(Stored records)
· · · ·
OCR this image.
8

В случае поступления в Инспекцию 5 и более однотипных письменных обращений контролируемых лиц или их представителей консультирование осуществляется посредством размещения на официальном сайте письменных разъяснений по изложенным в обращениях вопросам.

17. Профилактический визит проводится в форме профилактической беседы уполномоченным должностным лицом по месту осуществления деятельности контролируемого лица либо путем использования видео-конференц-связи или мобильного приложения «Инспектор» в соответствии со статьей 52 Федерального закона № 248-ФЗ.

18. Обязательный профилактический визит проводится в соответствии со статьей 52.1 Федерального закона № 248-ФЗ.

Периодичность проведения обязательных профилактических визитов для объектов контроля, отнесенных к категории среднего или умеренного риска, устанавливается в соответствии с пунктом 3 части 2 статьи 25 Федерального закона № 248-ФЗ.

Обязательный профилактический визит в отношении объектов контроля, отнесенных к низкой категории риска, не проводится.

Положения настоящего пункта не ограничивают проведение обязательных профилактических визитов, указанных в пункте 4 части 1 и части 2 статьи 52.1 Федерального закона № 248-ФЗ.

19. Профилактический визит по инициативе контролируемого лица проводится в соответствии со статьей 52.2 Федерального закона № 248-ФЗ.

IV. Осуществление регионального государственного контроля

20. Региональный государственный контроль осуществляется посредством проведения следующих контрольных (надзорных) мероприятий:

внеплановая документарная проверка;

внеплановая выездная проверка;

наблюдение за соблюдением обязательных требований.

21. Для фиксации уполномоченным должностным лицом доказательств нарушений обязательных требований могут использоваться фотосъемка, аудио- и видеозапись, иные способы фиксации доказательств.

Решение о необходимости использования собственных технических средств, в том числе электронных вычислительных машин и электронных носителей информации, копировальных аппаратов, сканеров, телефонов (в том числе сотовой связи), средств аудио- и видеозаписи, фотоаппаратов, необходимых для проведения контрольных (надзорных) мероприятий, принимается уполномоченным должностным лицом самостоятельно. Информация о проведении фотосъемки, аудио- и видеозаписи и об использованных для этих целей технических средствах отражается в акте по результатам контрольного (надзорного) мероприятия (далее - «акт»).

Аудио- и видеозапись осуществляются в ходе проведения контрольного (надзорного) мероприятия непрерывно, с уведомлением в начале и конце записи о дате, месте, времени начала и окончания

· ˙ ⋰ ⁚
· · · ·
== Problem details ==
Report the number of lines in the listing where the string "обязательных" appears, and nothing besides.

== Reply ==
4